-- start TASK INPUTS --
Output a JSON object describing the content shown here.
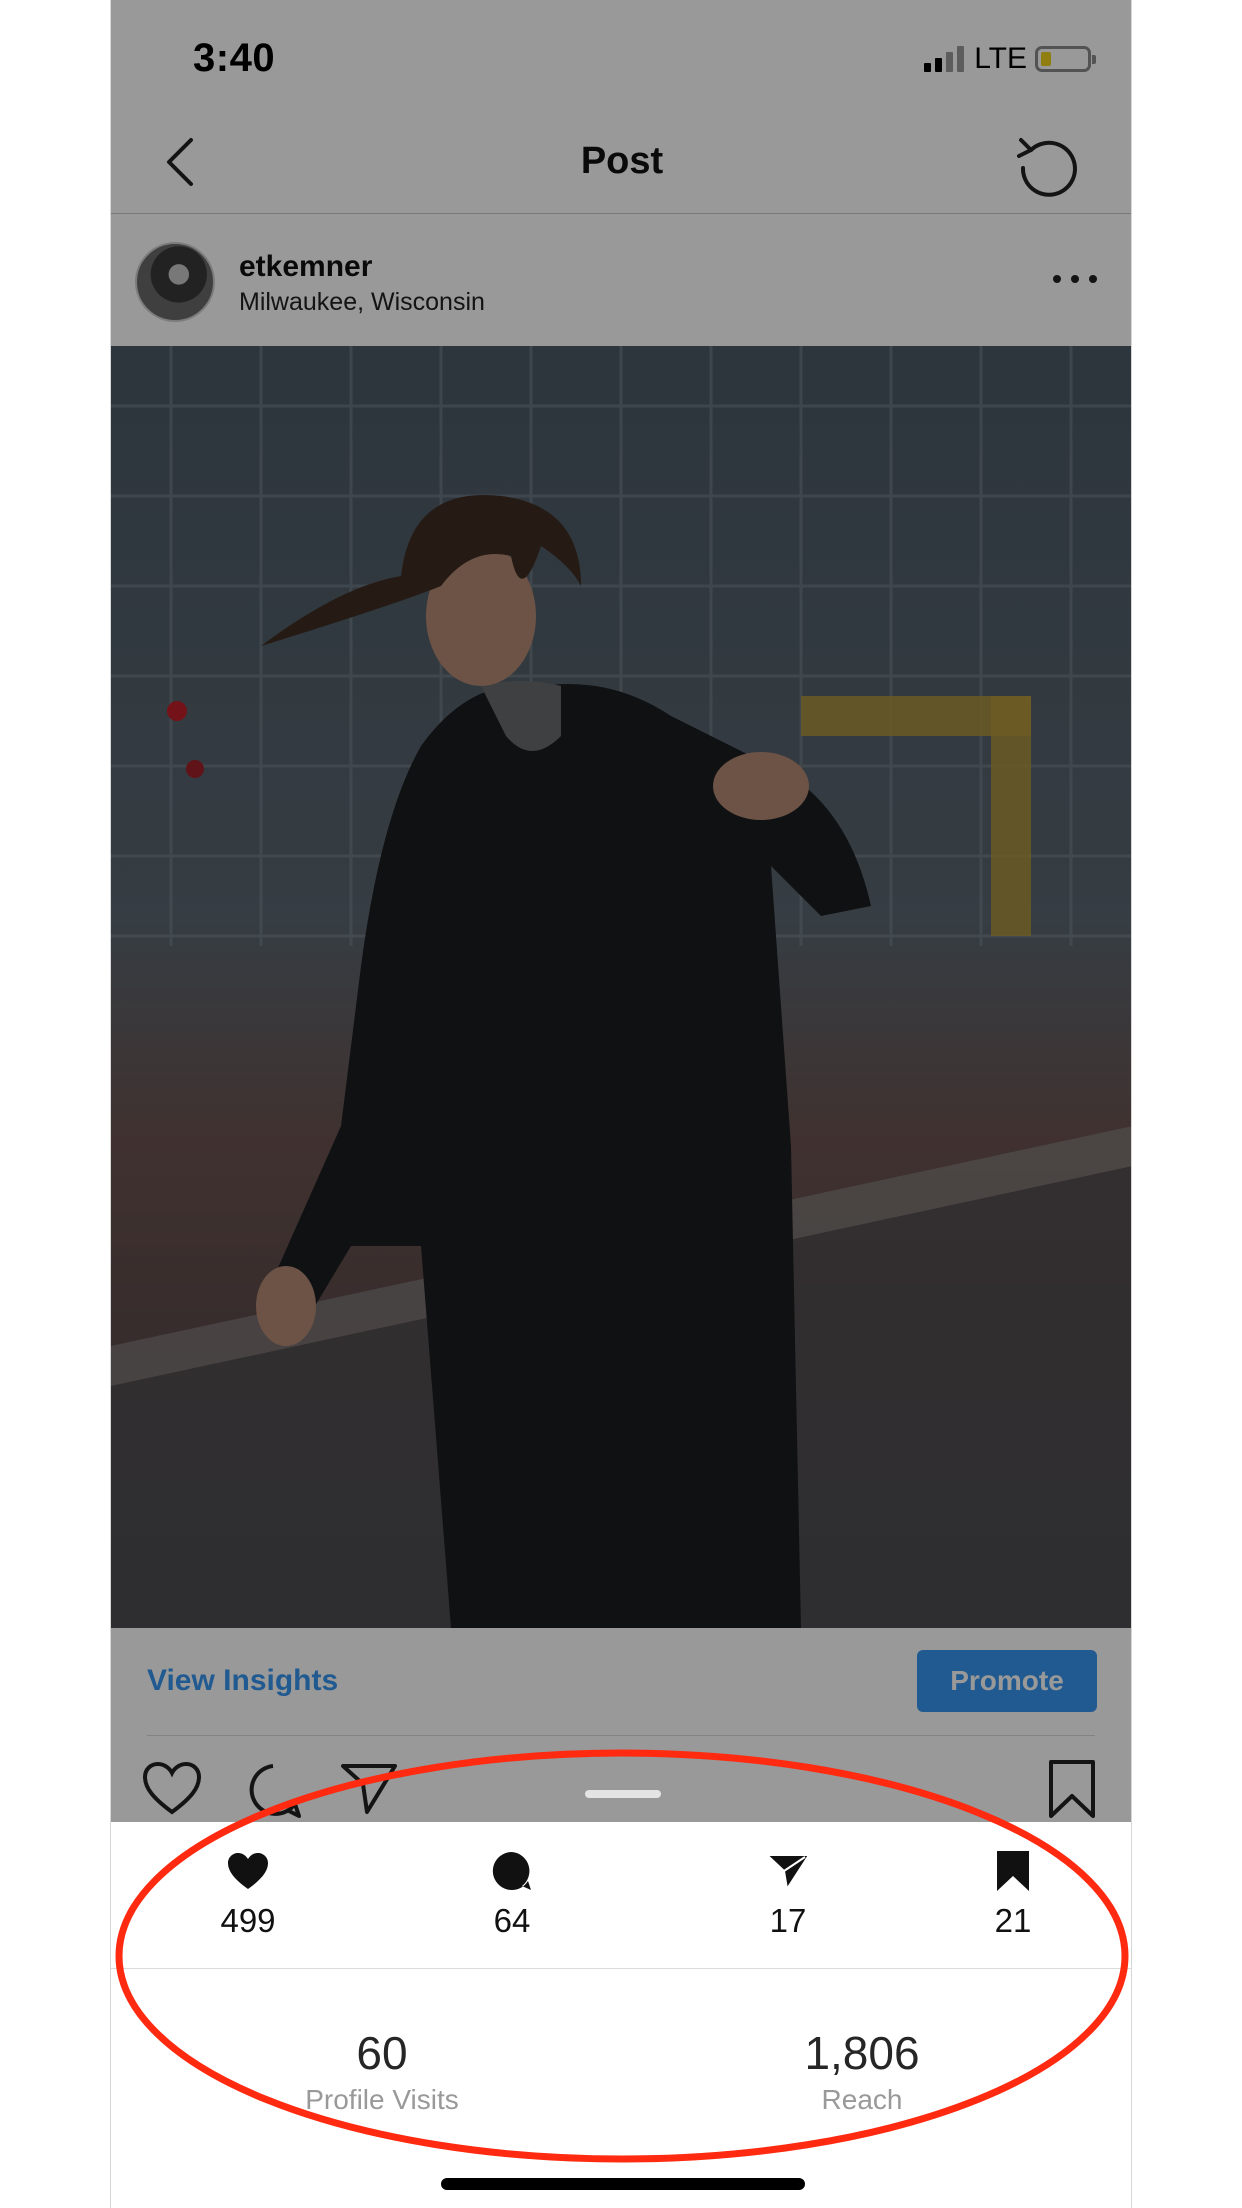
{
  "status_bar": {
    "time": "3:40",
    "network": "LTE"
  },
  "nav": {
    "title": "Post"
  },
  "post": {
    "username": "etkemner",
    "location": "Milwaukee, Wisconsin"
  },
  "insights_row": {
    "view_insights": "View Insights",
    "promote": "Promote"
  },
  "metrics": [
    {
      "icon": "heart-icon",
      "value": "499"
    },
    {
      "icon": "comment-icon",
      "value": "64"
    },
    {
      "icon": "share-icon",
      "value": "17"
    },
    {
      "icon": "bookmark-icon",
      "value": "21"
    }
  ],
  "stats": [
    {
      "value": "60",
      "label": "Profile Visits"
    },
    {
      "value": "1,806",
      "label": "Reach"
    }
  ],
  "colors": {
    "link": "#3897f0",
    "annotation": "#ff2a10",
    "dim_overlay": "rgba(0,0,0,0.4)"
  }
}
-- end TASK INPUTS --
-- start TASK INPUTS --
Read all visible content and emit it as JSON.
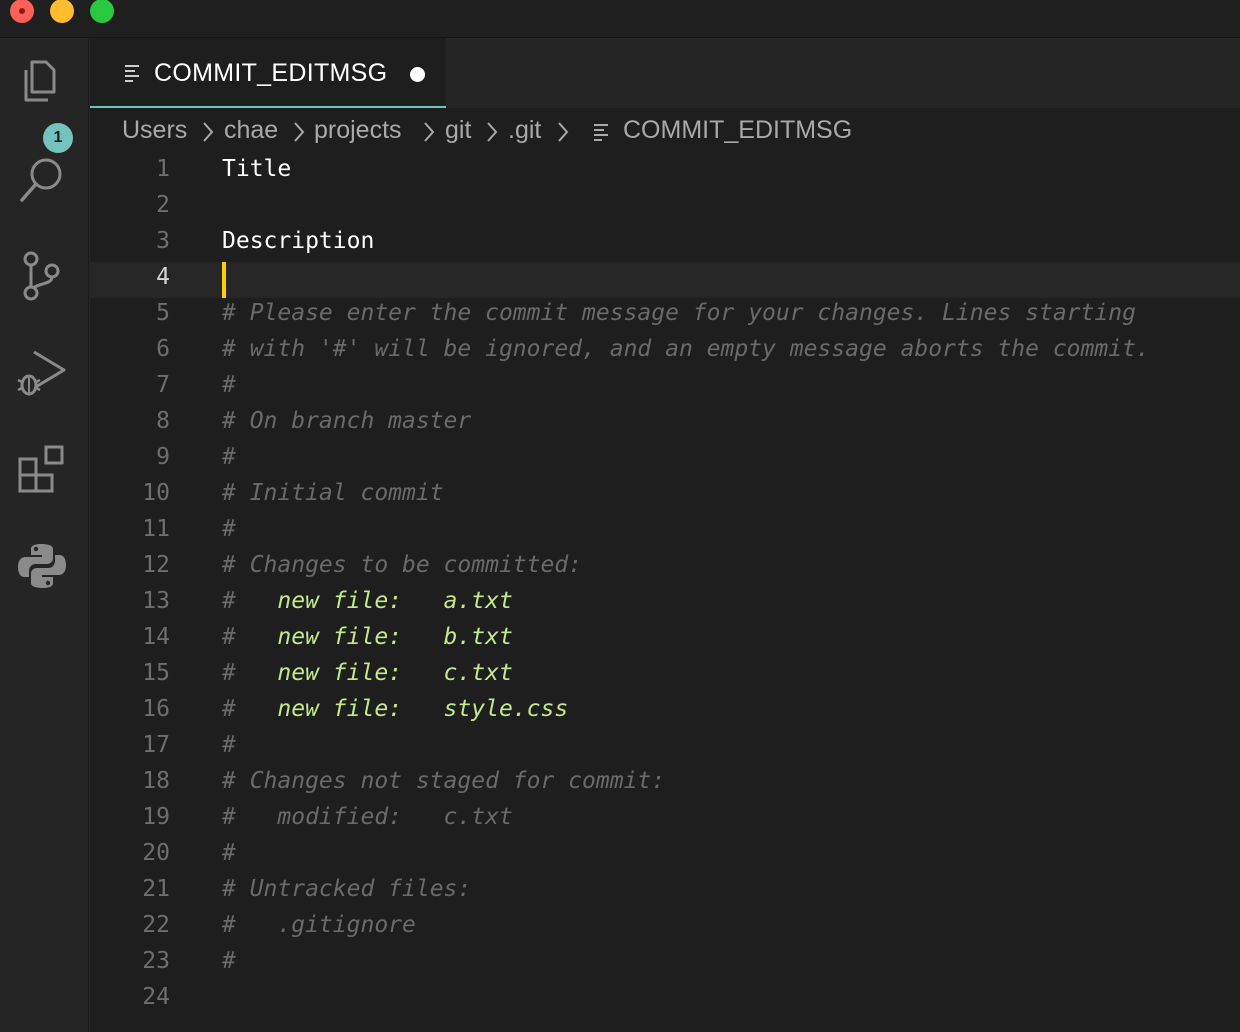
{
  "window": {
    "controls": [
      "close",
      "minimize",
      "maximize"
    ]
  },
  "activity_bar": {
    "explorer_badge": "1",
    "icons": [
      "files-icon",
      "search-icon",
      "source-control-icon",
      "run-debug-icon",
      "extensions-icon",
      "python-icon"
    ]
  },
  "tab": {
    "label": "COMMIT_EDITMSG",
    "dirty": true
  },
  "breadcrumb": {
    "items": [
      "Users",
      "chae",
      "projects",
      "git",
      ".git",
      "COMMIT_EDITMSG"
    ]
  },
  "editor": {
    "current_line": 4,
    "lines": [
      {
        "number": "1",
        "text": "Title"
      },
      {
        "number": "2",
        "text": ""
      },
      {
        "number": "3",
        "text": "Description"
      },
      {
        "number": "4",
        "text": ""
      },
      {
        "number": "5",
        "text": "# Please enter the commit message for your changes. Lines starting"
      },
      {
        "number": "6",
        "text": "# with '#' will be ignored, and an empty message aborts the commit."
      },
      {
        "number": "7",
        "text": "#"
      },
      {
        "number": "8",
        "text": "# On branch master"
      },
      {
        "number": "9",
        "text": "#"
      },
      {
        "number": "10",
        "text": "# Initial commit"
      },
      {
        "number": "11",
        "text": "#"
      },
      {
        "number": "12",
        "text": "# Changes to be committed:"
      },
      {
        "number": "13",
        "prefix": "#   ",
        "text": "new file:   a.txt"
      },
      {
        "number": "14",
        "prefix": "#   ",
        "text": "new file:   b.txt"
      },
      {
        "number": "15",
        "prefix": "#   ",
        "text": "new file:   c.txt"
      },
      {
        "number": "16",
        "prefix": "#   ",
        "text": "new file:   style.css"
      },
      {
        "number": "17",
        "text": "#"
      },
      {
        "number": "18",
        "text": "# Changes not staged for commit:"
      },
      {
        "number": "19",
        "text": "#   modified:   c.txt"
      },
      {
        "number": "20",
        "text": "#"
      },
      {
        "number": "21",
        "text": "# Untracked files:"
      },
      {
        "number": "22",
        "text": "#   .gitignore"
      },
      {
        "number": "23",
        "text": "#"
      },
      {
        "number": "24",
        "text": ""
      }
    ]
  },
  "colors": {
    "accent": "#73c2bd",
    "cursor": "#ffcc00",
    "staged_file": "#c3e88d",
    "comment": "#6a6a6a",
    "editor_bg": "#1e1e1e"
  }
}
-- end TASK INPUTS --
-- start TASK INPUTS --
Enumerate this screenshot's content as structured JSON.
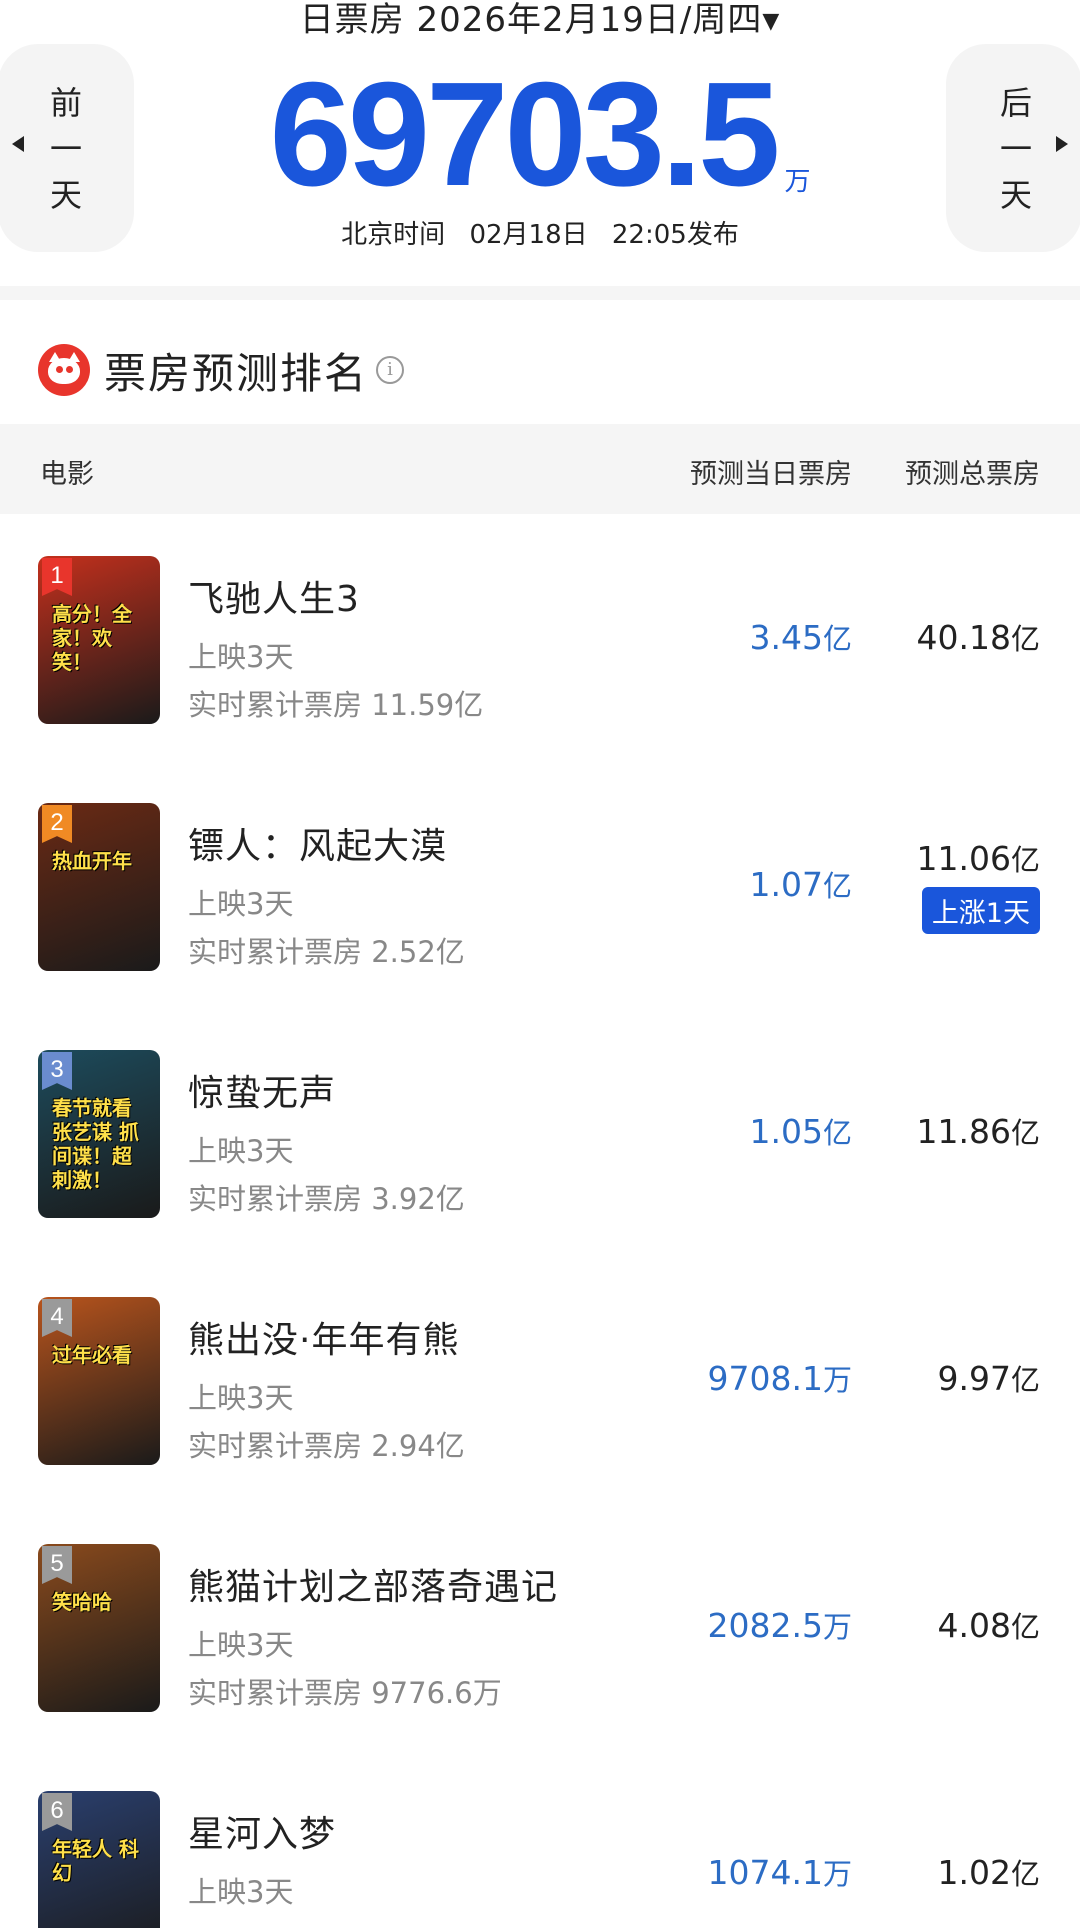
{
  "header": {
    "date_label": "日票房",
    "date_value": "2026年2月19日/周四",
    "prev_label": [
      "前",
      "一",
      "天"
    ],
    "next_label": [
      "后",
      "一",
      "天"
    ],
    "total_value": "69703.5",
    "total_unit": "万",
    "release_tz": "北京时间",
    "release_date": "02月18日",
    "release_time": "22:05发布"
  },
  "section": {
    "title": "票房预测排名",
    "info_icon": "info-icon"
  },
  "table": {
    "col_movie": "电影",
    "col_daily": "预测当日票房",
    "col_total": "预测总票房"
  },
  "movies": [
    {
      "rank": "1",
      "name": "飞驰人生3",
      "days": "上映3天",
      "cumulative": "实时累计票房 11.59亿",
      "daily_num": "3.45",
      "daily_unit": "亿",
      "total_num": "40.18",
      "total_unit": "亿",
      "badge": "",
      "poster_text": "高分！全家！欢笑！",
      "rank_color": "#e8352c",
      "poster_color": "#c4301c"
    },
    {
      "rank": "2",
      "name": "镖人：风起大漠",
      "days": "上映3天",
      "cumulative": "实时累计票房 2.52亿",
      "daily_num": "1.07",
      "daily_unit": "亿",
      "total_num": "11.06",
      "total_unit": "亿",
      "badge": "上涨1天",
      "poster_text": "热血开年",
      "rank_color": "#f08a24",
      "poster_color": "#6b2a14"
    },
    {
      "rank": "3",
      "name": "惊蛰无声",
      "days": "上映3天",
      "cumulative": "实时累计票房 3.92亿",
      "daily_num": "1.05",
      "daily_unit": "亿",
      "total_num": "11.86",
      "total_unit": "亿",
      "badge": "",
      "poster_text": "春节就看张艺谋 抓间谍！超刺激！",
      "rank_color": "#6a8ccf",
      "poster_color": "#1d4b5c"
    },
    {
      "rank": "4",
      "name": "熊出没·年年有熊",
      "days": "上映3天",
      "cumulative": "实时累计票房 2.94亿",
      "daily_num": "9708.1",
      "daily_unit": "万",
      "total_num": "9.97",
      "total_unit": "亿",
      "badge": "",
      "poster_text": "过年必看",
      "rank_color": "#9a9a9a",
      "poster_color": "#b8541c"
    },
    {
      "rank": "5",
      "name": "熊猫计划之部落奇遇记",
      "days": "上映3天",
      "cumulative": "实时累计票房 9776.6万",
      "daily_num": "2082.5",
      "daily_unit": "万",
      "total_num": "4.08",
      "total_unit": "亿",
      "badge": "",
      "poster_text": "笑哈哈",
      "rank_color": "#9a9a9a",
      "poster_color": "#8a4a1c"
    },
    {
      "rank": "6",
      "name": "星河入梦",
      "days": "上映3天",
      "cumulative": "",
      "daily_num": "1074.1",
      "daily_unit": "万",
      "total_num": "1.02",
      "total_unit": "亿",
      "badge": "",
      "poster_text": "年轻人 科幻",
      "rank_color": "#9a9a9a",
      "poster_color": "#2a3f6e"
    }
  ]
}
-- end TASK INPUTS --
Extract every line containing the string "JSON" from the material.

EXERCISE RESPONSE:
Output a JSON object describing the content shown here.
Read all visible content and emit it as JSON.
Enumerate this screenshot's content as structured JSON.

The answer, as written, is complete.